## Entries
•••••
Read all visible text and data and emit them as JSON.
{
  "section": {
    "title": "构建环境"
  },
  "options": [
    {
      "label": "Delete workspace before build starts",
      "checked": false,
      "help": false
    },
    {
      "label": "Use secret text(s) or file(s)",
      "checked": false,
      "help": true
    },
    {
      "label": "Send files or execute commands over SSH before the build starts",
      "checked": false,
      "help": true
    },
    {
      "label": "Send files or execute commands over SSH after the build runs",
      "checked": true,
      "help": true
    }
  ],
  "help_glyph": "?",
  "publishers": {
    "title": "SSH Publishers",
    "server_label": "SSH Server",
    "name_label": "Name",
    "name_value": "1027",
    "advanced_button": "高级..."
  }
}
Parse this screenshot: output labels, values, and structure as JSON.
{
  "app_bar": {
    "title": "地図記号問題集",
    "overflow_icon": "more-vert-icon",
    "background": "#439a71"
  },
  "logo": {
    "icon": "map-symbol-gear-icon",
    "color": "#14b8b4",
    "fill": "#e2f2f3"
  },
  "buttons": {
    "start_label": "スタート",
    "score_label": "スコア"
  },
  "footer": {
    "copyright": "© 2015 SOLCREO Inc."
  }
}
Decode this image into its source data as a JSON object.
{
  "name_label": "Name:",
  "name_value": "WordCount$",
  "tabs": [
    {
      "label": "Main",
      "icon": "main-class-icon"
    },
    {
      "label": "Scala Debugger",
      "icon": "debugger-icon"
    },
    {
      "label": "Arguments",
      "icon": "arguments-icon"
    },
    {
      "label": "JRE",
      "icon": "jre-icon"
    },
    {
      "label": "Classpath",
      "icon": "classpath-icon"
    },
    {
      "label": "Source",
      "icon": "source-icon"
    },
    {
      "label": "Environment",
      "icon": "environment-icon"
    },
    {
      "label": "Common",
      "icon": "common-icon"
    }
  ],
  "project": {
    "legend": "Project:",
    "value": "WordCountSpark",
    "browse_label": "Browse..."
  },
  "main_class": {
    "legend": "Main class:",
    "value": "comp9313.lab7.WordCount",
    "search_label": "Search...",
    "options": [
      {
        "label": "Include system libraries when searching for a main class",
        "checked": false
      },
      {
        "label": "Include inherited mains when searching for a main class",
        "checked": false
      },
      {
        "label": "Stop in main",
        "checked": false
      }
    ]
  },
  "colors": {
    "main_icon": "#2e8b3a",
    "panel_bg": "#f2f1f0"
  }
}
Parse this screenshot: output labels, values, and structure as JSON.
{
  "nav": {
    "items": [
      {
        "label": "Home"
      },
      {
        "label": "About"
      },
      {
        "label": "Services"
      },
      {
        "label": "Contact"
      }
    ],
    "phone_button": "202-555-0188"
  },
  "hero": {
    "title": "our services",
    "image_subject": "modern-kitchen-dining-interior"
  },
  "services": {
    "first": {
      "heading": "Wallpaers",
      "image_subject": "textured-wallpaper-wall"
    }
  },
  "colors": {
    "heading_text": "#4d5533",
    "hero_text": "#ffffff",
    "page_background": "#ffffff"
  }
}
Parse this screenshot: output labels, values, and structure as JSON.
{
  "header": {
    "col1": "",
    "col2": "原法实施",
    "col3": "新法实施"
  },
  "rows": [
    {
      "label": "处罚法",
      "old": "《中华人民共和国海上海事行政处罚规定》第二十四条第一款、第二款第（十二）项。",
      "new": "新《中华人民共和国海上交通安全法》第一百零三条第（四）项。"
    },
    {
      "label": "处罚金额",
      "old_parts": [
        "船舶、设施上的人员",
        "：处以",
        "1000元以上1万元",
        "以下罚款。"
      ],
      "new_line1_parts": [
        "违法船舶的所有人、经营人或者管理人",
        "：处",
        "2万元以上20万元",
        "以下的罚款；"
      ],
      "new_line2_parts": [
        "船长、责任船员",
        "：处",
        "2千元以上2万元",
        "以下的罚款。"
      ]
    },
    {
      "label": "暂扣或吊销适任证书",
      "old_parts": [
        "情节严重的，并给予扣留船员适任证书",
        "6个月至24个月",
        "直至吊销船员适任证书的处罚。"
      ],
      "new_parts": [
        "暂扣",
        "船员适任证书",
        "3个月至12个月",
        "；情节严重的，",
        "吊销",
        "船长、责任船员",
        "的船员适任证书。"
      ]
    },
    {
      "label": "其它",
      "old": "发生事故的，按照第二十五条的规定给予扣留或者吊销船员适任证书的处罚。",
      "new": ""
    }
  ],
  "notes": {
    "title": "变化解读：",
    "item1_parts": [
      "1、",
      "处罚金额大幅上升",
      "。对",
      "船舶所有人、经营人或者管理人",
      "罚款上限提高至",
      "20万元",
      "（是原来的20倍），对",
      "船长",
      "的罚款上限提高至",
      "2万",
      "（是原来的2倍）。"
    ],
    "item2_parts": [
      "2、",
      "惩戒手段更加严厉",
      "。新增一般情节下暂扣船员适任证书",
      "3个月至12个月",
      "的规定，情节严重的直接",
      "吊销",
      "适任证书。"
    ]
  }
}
•••••
## Exercise task
Reply with nothing but the number of lines that contain the word "Send".

## Task answer
2